## What you need to do
Write out the material below line for line, with no changes, and leave out any pictures.

## Records supplied
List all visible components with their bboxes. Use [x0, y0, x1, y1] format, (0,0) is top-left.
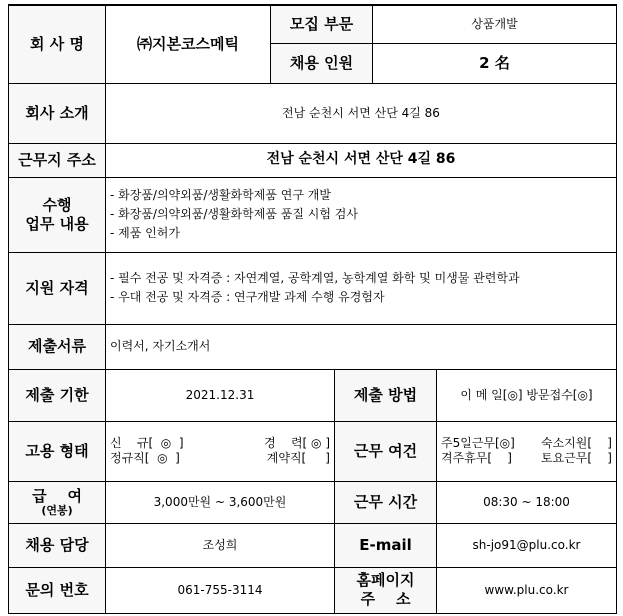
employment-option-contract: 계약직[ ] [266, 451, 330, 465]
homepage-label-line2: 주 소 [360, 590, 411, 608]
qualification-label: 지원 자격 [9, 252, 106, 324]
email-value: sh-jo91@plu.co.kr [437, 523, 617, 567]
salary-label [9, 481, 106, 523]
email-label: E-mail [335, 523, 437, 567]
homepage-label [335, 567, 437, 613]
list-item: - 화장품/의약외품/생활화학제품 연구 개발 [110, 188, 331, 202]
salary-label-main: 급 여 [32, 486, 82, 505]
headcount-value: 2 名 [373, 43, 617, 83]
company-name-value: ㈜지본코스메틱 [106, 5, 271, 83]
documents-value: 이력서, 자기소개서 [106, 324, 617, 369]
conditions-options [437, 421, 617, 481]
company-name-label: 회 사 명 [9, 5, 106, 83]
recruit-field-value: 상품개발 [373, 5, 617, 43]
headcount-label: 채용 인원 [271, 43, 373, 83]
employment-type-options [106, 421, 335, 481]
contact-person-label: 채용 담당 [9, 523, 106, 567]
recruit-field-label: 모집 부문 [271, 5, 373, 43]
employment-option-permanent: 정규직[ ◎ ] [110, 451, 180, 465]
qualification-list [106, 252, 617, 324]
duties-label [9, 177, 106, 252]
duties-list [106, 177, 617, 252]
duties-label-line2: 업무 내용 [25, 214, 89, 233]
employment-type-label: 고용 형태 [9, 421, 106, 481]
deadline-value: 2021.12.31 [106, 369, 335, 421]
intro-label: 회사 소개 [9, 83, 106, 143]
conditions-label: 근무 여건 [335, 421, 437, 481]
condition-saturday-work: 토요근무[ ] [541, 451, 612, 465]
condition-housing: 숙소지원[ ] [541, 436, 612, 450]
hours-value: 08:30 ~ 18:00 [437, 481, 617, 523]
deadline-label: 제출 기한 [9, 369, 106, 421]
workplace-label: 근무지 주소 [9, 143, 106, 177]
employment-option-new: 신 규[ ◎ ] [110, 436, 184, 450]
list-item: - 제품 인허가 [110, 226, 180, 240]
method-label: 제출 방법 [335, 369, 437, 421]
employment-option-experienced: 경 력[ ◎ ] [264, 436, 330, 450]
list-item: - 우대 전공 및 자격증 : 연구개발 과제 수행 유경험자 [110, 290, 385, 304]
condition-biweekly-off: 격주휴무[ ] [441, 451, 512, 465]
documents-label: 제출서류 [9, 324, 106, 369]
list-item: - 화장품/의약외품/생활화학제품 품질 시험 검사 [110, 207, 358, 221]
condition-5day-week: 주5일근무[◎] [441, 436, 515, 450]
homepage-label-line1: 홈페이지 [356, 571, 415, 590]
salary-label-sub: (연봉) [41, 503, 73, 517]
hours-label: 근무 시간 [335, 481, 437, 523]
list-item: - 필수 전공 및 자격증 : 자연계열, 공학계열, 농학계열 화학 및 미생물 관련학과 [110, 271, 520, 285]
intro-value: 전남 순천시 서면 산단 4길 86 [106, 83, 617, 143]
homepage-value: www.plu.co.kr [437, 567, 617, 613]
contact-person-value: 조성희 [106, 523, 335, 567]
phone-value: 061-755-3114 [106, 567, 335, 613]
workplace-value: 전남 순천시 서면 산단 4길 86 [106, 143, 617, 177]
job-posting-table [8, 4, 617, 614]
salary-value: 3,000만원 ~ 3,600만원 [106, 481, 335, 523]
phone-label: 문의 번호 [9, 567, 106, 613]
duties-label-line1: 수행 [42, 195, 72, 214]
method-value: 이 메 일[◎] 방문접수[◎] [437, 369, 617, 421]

## Completed task
List all visible components with their bboxes. Use [x0, y0, x1, y1] format, (0,0) is top-left.
employment-option-contract: 계약직[ ] [266, 451, 330, 465]
homepage-label-line2: 주 소 [360, 590, 411, 608]
qualification-label: 지원 자격 [9, 252, 106, 324]
email-value: sh-jo91@plu.co.kr [437, 523, 617, 567]
salary-label [9, 481, 106, 523]
email-label: E-mail [335, 523, 437, 567]
homepage-label [335, 567, 437, 613]
list-item: - 화장품/의약외품/생활화학제품 연구 개발 [110, 188, 331, 202]
salary-label-main: 급 여 [32, 486, 82, 505]
headcount-value: 2 名 [373, 43, 617, 83]
company-name-value: ㈜지본코스메틱 [106, 5, 271, 83]
documents-value: 이력서, 자기소개서 [106, 324, 617, 369]
conditions-options [437, 421, 617, 481]
company-name-label: 회 사 명 [9, 5, 106, 83]
recruit-field-value: 상품개발 [373, 5, 617, 43]
headcount-label: 채용 인원 [271, 43, 373, 83]
employment-type-options [106, 421, 335, 481]
contact-person-label: 채용 담당 [9, 523, 106, 567]
recruit-field-label: 모집 부문 [271, 5, 373, 43]
employment-option-permanent: 정규직[ ◎ ] [110, 451, 180, 465]
qualification-list [106, 252, 617, 324]
duties-label [9, 177, 106, 252]
duties-list [106, 177, 617, 252]
duties-label-line2: 업무 내용 [25, 214, 89, 233]
employment-type-label: 고용 형태 [9, 421, 106, 481]
deadline-value: 2021.12.31 [106, 369, 335, 421]
intro-label: 회사 소개 [9, 83, 106, 143]
conditions-label: 근무 여건 [335, 421, 437, 481]
condition-saturday-work: 토요근무[ ] [541, 451, 612, 465]
condition-housing: 숙소지원[ ] [541, 436, 612, 450]
hours-value: 08:30 ~ 18:00 [437, 481, 617, 523]
deadline-label: 제출 기한 [9, 369, 106, 421]
workplace-label: 근무지 주소 [9, 143, 106, 177]
employment-option-new: 신 규[ ◎ ] [110, 436, 184, 450]
list-item: - 제품 인허가 [110, 226, 180, 240]
method-label: 제출 방법 [335, 369, 437, 421]
employment-option-experienced: 경 력[ ◎ ] [264, 436, 330, 450]
list-item: - 우대 전공 및 자격증 : 연구개발 과제 수행 유경험자 [110, 290, 385, 304]
condition-biweekly-off: 격주휴무[ ] [441, 451, 512, 465]
documents-label: 제출서류 [9, 324, 106, 369]
list-item: - 화장품/의약외품/생활화학제품 품질 시험 검사 [110, 207, 358, 221]
condition-5day-week: 주5일근무[◎] [441, 436, 515, 450]
homepage-label-line1: 홈페이지 [356, 571, 415, 590]
salary-label-sub: (연봉) [41, 503, 73, 517]
hours-label: 근무 시간 [335, 481, 437, 523]
list-item: - 필수 전공 및 자격증 : 자연계열, 공학계열, 농학계열 화학 및 미생물 관련학과 [110, 271, 520, 285]
intro-value: 전남 순천시 서면 산단 4길 86 [106, 83, 617, 143]
homepage-value: www.plu.co.kr [437, 567, 617, 613]
contact-person-value: 조성희 [106, 523, 335, 567]
phone-value: 061-755-3114 [106, 567, 335, 613]
workplace-value: 전남 순천시 서면 산단 4길 86 [106, 143, 617, 177]
job-posting-table [8, 4, 617, 614]
salary-value: 3,000만원 ~ 3,600만원 [106, 481, 335, 523]
phone-label: 문의 번호 [9, 567, 106, 613]
duties-label-line1: 수행 [42, 195, 72, 214]
method-value: 이 메 일[◎] 방문접수[◎] [437, 369, 617, 421]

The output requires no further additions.